═════ Record extracts ═════

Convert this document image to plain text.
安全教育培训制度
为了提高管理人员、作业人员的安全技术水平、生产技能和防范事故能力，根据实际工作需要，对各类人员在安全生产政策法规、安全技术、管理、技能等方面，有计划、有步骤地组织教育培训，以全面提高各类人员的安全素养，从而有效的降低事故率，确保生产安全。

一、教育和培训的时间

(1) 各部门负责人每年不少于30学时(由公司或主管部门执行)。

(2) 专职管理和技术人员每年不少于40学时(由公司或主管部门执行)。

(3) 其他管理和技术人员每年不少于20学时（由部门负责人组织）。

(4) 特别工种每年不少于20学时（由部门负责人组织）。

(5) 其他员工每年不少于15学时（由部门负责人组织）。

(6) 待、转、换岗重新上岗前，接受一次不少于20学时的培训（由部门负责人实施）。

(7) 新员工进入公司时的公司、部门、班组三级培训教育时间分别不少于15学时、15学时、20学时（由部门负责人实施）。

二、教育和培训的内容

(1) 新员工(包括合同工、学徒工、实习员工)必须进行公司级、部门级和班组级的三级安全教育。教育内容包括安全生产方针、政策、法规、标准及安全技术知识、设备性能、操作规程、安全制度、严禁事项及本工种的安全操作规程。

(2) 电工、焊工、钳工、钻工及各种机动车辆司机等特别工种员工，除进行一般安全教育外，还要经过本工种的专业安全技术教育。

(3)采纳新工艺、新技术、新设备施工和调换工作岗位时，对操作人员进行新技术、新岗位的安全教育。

═════

### Task objective
Transcribe every entry exactly, omitting nothing.

### Written response
Convert this document image to plain text.
安全教育培训制度
为了提高管理人员、作业人员的安全技术水平、生产技能和防范事故能力，根据实际工作需要，对各类人员在安全生产政策法规、安全技术、管理、技能等方面，有计划、有步骤地组织教育培训，以全面提高各类人员的安全素养，从而有效的降低事故率，确保生产安全。

一、教育和培训的时间

(1) 各部门负责人每年不少于30学时(由公司或主管部门执行)。

(2) 专职管理和技术人员每年不少于40学时(由公司或主管部门执行)。

(3) 其他管理和技术人员每年不少于20学时（由部门负责人组织）。

(4) 特别工种每年不少于20学时（由部门负责人组织）。

(5) 其他员工每年不少于15学时（由部门负责人组织）。

(6) 待、转、换岗重新上岗前，接受一次不少于20学时的培训（由部门负责人实施）。

(7) 新员工进入公司时的公司、部门、班组三级培训教育时间分别不少于15学时、15学时、20学时（由部门负责人实施）。

二、教育和培训的内容

(1) 新员工(包括合同工、学徒工、实习员工)必须进行公司级、部门级和班组级的三级安全教育。教育内容包括安全生产方针、政策、法规、标准及安全技术知识、设备性能、操作规程、安全制度、严禁事项及本工种的安全操作规程。

(2) 电工、焊工、钳工、钻工及各种机动车辆司机等特别工种员工，除进行一般安全教育外，还要经过本工种的专业安全技术教育。

(3)采纳新工艺、新技术、新设备施工和调换工作岗位时，对操作人员进行新技术、新岗位的安全教育。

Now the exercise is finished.